Repeat the material exactly, every line of it.

◆ DATA RECORDS ◆
## START

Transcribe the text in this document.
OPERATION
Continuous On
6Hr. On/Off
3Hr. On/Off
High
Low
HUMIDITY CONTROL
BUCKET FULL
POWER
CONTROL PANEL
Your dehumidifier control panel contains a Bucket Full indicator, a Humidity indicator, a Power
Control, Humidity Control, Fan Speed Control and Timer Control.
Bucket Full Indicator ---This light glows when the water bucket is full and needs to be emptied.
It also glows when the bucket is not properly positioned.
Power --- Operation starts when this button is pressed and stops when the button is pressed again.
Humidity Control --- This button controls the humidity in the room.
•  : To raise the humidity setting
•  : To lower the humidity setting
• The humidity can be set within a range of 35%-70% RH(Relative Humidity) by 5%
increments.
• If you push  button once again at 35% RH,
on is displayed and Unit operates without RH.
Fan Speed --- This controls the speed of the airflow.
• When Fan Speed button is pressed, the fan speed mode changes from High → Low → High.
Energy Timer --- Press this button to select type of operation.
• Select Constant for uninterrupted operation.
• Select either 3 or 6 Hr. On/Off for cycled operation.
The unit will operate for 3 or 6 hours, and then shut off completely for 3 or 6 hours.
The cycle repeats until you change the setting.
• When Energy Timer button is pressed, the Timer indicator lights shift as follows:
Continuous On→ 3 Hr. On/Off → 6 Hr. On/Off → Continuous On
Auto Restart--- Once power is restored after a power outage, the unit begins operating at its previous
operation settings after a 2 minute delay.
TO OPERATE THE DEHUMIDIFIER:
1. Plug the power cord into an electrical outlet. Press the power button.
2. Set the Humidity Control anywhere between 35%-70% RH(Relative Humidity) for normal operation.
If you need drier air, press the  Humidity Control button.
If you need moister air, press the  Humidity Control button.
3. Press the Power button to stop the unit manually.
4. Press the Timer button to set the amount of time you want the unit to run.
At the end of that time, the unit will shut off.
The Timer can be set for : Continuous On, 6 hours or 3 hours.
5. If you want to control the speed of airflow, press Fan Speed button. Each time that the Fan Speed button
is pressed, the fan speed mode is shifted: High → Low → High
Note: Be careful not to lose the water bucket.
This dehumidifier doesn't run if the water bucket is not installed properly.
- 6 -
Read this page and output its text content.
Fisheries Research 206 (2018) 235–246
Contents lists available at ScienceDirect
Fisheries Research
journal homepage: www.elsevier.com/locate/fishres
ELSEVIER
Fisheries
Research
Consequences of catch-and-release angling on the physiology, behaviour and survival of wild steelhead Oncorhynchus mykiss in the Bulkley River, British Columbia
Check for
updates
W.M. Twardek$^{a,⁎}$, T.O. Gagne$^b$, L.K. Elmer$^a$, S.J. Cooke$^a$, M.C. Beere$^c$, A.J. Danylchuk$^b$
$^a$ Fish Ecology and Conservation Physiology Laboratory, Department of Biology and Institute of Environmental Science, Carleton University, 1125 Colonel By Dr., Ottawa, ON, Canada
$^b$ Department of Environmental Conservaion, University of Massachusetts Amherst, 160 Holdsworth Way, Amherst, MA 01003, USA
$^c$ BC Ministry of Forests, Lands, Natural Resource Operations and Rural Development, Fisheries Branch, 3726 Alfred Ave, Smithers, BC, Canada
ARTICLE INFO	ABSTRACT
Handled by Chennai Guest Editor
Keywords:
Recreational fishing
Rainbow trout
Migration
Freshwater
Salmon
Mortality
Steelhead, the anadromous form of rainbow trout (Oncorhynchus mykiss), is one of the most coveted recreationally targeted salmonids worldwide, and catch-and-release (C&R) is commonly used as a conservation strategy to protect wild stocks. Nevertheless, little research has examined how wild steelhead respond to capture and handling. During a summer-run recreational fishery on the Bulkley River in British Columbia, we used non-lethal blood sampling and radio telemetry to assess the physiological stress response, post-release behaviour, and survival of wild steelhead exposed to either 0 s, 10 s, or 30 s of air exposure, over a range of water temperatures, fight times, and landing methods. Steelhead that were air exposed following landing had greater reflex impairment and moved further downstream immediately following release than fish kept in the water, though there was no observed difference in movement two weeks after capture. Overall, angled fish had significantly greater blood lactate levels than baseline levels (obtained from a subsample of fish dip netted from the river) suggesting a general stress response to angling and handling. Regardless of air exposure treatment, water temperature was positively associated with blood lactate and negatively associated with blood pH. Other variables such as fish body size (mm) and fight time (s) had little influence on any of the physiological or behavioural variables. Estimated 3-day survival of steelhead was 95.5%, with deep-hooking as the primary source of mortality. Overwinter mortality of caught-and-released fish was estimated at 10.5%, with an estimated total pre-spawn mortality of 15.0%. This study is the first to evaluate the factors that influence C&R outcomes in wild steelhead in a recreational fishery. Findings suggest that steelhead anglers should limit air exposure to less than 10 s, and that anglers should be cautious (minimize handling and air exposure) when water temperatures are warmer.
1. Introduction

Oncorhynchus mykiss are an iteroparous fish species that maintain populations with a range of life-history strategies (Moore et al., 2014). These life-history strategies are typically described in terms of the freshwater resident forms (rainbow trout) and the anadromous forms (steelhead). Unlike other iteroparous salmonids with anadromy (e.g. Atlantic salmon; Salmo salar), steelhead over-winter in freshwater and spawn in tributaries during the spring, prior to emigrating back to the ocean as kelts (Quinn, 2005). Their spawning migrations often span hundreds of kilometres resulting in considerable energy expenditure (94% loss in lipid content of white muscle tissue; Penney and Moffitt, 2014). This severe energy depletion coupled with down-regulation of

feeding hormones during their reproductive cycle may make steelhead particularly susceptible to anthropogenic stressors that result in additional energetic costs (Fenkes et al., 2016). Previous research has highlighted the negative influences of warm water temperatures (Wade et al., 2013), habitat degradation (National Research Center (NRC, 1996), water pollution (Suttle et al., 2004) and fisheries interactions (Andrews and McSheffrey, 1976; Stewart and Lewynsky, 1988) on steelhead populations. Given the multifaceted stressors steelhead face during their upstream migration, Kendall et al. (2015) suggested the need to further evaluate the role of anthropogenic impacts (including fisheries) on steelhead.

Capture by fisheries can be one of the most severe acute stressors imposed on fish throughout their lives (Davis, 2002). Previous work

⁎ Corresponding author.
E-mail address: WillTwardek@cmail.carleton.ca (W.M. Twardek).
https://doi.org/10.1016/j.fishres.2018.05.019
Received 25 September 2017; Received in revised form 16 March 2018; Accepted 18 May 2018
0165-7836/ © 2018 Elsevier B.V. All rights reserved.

## END

◆ EXERCISE RESULT ◆
Transcribe the text in this document.
OPERATION
Continuous On
6Hr. On/Off
3Hr. On/Off
High
Low
HUMIDITY CONTROL
BUCKET FULL
POWER
CONTROL PANEL
Your dehumidifier control panel contains a Bucket Full indicator, a Humidity indicator, a Power
Control, Humidity Control, Fan Speed Control and Timer Control.
Bucket Full Indicator ---This light glows when the water bucket is full and needs to be emptied.
It also glows when the bucket is not properly positioned.
Power --- Operation starts when this button is pressed and stops when the button is pressed again.
Humidity Control --- This button controls the humidity in the room.
•  : To raise the humidity setting
•  : To lower the humidity setting
• The humidity can be set within a range of 35%-70% RH(Relative Humidity) by 5%
increments.
• If you push  button once again at 35% RH,
on is displayed and Unit operates without RH.
Fan Speed --- This controls the speed of the airflow.
• When Fan Speed button is pressed, the fan speed mode changes from High → Low → High.
Energy Timer --- Press this button to select type of operation.
• Select Constant for uninterrupted operation.
• Select either 3 or 6 Hr. On/Off for cycled operation.
The unit will operate for 3 or 6 hours, and then shut off completely for 3 or 6 hours.
The cycle repeats until you change the setting.
• When Energy Timer button is pressed, the Timer indicator lights shift as follows:
Continuous On→ 3 Hr. On/Off → 6 Hr. On/Off → Continuous On
Auto Restart--- Once power is restored after a power outage, the unit begins operating at its previous
operation settings after a 2 minute delay.
TO OPERATE THE DEHUMIDIFIER:
1. Plug the power cord into an electrical outlet. Press the power button.
2. Set the Humidity Control anywhere between 35%-70% RH(Relative Humidity) for normal operation.
If you need drier air, press the  Humidity Control button.
If you need moister air, press the  Humidity Control button.
3. Press the Power button to stop the unit manually.
4. Press the Timer button to set the amount of time you want the unit to run.
At the end of that time, the unit will shut off.
The Timer can be set for : Continuous On, 6 hours or 3 hours.
5. If you want to control the speed of airflow, press Fan Speed button. Each time that the Fan Speed button
is pressed, the fan speed mode is shifted: High → Low → High
Note: Be careful not to lose the water bucket.
This dehumidifier doesn't run if the water bucket is not installed properly.
- 6 -
Read this page and output its text content.
Fisheries Research 206 (2018) 235–246
Contents lists available at ScienceDirect
Fisheries Research
journal homepage: www.elsevier.com/locate/fishres
ELSEVIER
Fisheries
Research
Consequences of catch-and-release angling on the physiology, behaviour and survival of wild steelhead Oncorhynchus mykiss in the Bulkley River, British Columbia
Check for
updates
W.M. Twardek$^{a,⁎}$, T.O. Gagne$^b$, L.K. Elmer$^a$, S.J. Cooke$^a$, M.C. Beere$^c$, A.J. Danylchuk$^b$
$^a$ Fish Ecology and Conservation Physiology Laboratory, Department of Biology and Institute of Environmental Science, Carleton University, 1125 Colonel By Dr., Ottawa, ON, Canada
$^b$ Department of Environmental Conservaion, University of Massachusetts Amherst, 160 Holdsworth Way, Amherst, MA 01003, USA
$^c$ BC Ministry of Forests, Lands, Natural Resource Operations and Rural Development, Fisheries Branch, 3726 Alfred Ave, Smithers, BC, Canada
ARTICLE INFO	ABSTRACT
Handled by Chennai Guest Editor
Keywords:
Recreational fishing
Rainbow trout
Migration
Freshwater
Salmon
Mortality
Steelhead, the anadromous form of rainbow trout (Oncorhynchus mykiss), is one of the most coveted recreationally targeted salmonids worldwide, and catch-and-release (C&R) is commonly used as a conservation strategy to protect wild stocks. Nevertheless, little research has examined how wild steelhead respond to capture and handling. During a summer-run recreational fishery on the Bulkley River in British Columbia, we used non-lethal blood sampling and radio telemetry to assess the physiological stress response, post-release behaviour, and survival of wild steelhead exposed to either 0 s, 10 s, or 30 s of air exposure, over a range of water temperatures, fight times, and landing methods. Steelhead that were air exposed following landing had greater reflex impairment and moved further downstream immediately following release than fish kept in the water, though there was no observed difference in movement two weeks after capture. Overall, angled fish had significantly greater blood lactate levels than baseline levels (obtained from a subsample of fish dip netted from the river) suggesting a general stress response to angling and handling. Regardless of air exposure treatment, water temperature was positively associated with blood lactate and negatively associated with blood pH. Other variables such as fish body size (mm) and fight time (s) had little influence on any of the physiological or behavioural variables. Estimated 3-day survival of steelhead was 95.5%, with deep-hooking as the primary source of mortality. Overwinter mortality of caught-and-released fish was estimated at 10.5%, with an estimated total pre-spawn mortality of 15.0%. This study is the first to evaluate the factors that influence C&R outcomes in wild steelhead in a recreational fishery. Findings suggest that steelhead anglers should limit air exposure to less than 10 s, and that anglers should be cautious (minimize handling and air exposure) when water temperatures are warmer.
1. Introduction

Oncorhynchus mykiss are an iteroparous fish species that maintain populations with a range of life-history strategies (Moore et al., 2014). These life-history strategies are typically described in terms of the freshwater resident forms (rainbow trout) and the anadromous forms (steelhead). Unlike other iteroparous salmonids with anadromy (e.g. Atlantic salmon; Salmo salar), steelhead over-winter in freshwater and spawn in tributaries during the spring, prior to emigrating back to the ocean as kelts (Quinn, 2005). Their spawning migrations often span hundreds of kilometres resulting in considerable energy expenditure (94% loss in lipid content of white muscle tissue; Penney and Moffitt, 2014). This severe energy depletion coupled with down-regulation of

feeding hormones during their reproductive cycle may make steelhead particularly susceptible to anthropogenic stressors that result in additional energetic costs (Fenkes et al., 2016). Previous research has highlighted the negative influences of warm water temperatures (Wade et al., 2013), habitat degradation (National Research Center (NRC, 1996), water pollution (Suttle et al., 2004) and fisheries interactions (Andrews and McSheffrey, 1976; Stewart and Lewynsky, 1988) on steelhead populations. Given the multifaceted stressors steelhead face during their upstream migration, Kendall et al. (2015) suggested the need to further evaluate the role of anthropogenic impacts (including fisheries) on steelhead.

Capture by fisheries can be one of the most severe acute stressors imposed on fish throughout their lives (Davis, 2002). Previous work

⁎ Corresponding author.
E-mail address: WillTwardek@cmail.carleton.ca (W.M. Twardek).
https://doi.org/10.1016/j.fishres.2018.05.019
Received 25 September 2017; Received in revised form 16 March 2018; Accepted 18 May 2018
0165-7836/ © 2018 Elsevier B.V. All rights reserved.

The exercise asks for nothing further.